Work instructions: From the records, pick out and copy each line containing "ตามประมวลกฎหมายแพ".

---

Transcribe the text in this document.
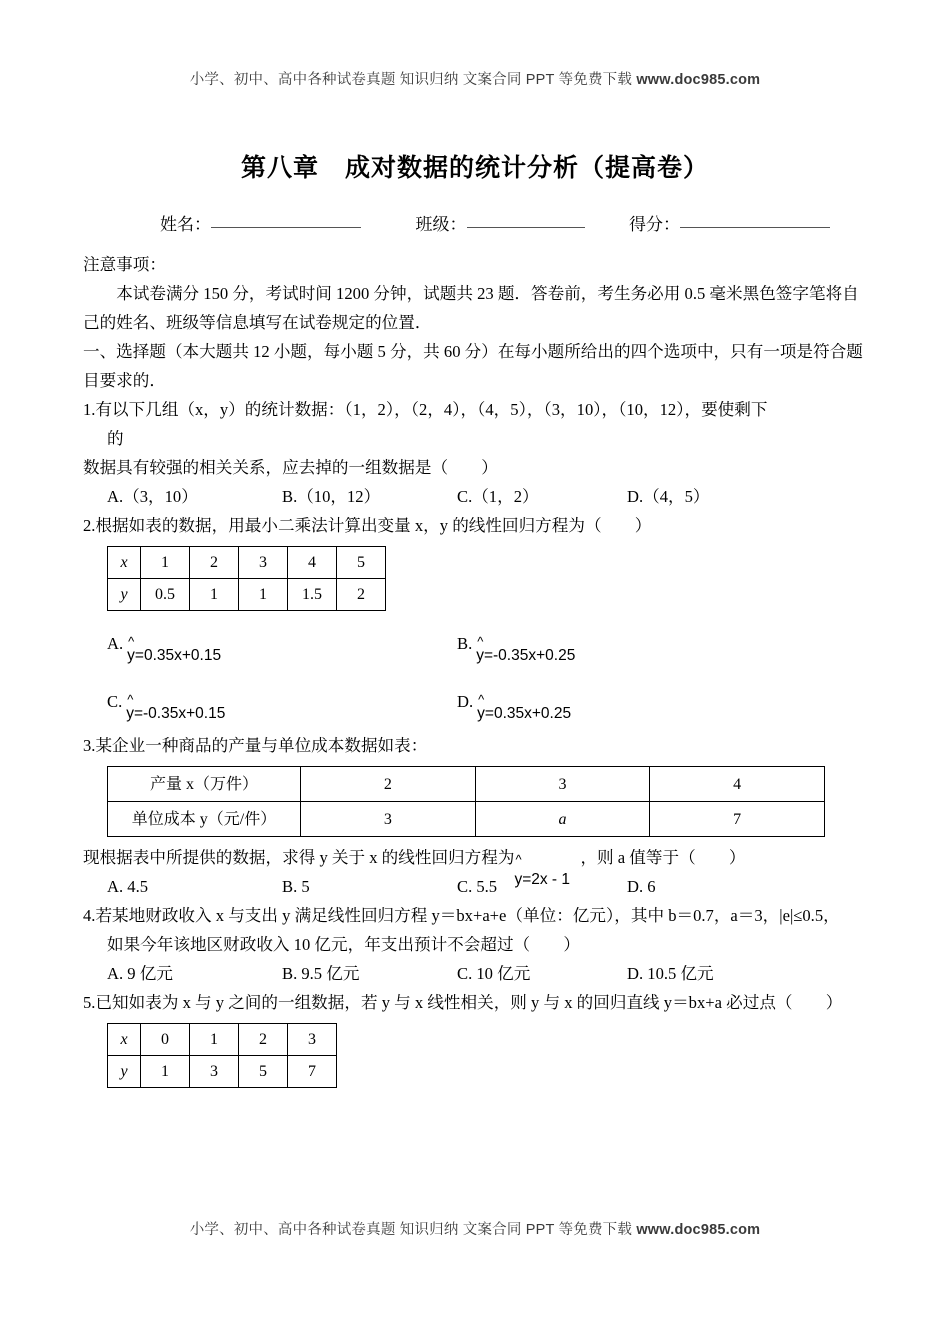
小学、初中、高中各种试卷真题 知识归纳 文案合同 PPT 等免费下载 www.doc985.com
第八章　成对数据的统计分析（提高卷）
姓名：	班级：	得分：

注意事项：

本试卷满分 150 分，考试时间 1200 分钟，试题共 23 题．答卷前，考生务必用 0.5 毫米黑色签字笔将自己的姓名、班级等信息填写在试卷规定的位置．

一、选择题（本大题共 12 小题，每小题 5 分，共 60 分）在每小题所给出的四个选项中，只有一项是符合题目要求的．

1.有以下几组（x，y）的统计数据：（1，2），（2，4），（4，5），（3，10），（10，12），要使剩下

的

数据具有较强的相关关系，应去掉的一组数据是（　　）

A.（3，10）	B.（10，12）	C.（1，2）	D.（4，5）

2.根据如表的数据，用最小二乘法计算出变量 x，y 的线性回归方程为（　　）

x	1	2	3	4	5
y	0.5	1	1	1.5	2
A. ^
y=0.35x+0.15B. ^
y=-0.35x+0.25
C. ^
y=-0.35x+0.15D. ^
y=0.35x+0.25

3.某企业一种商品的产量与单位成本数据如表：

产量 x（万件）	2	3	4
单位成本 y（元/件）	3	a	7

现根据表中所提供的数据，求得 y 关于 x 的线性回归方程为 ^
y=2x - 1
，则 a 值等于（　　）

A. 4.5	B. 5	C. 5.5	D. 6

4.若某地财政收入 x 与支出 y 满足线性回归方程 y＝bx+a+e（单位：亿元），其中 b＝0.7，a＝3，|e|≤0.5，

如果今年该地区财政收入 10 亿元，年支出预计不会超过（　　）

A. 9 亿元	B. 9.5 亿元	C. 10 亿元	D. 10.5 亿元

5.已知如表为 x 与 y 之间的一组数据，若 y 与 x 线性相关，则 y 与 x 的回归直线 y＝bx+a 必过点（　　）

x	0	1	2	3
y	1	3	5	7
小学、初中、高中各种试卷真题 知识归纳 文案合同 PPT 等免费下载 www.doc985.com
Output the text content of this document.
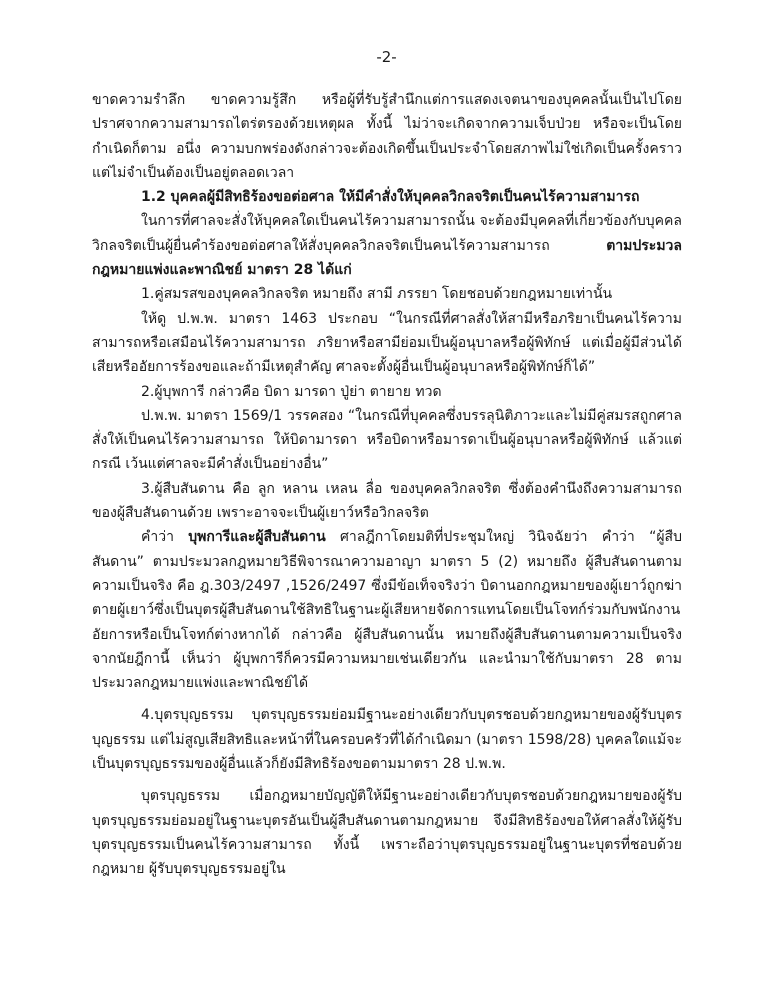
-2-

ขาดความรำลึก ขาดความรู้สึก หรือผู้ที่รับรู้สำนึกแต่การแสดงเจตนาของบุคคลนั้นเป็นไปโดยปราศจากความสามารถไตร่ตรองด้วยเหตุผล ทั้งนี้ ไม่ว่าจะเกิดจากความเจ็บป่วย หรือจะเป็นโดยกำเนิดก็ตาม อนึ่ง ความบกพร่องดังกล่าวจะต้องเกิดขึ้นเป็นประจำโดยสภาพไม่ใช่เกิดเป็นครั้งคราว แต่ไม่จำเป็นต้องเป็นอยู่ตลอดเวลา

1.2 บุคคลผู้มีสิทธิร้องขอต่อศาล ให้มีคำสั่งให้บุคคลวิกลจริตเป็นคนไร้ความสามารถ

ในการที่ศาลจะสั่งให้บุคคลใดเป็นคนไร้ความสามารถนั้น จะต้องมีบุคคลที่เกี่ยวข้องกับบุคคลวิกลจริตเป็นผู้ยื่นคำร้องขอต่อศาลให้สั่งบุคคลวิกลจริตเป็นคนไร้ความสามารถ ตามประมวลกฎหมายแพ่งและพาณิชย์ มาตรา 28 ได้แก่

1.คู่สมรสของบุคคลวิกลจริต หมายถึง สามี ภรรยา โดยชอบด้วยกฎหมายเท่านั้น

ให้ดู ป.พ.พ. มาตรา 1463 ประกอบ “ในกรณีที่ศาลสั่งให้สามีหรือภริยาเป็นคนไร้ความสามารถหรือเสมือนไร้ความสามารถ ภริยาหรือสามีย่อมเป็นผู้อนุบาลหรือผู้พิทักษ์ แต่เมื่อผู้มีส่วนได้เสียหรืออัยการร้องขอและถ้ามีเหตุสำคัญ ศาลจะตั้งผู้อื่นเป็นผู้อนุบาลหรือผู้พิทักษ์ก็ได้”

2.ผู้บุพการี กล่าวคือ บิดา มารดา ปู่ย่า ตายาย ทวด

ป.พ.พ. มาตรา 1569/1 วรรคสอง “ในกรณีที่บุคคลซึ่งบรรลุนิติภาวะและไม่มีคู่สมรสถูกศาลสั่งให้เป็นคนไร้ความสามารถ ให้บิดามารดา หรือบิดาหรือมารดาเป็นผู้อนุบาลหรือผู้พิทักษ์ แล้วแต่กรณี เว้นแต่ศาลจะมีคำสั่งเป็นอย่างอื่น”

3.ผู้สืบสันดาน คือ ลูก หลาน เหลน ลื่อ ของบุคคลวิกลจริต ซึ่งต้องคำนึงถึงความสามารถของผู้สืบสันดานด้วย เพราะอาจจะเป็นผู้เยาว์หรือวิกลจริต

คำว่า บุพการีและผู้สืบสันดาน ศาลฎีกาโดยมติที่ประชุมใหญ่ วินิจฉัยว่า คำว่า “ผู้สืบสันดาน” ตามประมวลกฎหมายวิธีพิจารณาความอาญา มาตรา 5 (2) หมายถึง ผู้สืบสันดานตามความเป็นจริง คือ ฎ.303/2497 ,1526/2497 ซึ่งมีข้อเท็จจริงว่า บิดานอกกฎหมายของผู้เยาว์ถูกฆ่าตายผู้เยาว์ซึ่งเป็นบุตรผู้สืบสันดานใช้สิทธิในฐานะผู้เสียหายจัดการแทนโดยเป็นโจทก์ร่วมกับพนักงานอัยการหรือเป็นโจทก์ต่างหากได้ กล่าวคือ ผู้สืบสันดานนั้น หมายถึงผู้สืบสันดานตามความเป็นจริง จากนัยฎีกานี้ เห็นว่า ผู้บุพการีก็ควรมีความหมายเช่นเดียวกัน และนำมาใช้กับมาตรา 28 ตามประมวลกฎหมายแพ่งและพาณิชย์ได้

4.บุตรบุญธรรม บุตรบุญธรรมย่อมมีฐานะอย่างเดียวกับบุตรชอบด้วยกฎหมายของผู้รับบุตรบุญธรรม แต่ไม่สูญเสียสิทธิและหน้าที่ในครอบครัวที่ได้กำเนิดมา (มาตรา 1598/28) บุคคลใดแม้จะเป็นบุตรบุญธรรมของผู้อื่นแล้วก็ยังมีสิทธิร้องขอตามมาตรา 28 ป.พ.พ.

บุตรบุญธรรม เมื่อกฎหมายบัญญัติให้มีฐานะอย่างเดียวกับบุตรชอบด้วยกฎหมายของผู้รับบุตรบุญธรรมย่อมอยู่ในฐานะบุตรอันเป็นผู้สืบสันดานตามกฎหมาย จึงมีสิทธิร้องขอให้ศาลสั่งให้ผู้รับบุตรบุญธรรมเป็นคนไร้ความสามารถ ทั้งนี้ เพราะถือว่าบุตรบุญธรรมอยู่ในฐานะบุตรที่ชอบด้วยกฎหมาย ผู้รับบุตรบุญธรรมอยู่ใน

---

The output:
ในการที่ศาลจะสั่งให้บุคคลใดเป็นคนไร้ความสามารถนั้น จะต้องมีบุคคลที่เกี่ยวข้องกับบุคคลวิกลจริตเป็นผู้ยื่นคำร้องขอต่อศาลให้สั่งบุคคลวิกลจริตเป็นคนไร้ความสามารถ ตามประมวลกฎหมายแพ่งและพาณิชย์ มาตรา 28 ได้แก่
คำว่า บุพการีและผู้สืบสันดาน ศาลฎีกาโดยมติที่ประชุมใหญ่ วินิจฉัยว่า คำว่า “ผู้สืบสันดาน” ตามประมวลกฎหมายวิธีพิจารณาความอาญา มาตรา 5 (2) หมายถึง ผู้สืบสันดานตามความเป็นจริง คือ ฎ.303/2497 ,1526/2497 ซึ่งมีข้อเท็จจริงว่า บิดานอกกฎหมายของผู้เยาว์ถูกฆ่าตายผู้เยาว์ซึ่งเป็นบุตรผู้สืบสันดานใช้สิทธิในฐานะผู้เสียหายจัดการแทนโดยเป็นโจทก์ร่วมกับพนักงานอัยการหรือเป็นโจทก์ต่างหากได้ กล่าวคือ ผู้สืบสันดานนั้น หมายถึงผู้สืบสันดานตามความเป็นจริง จากนัยฎีกานี้ เห็นว่า ผู้บุพการีก็ควรมีความหมายเช่นเดียวกัน และนำมาใช้กับมาตรา 28 ตามประมวลกฎหมายแพ่งและพาณิชย์ได้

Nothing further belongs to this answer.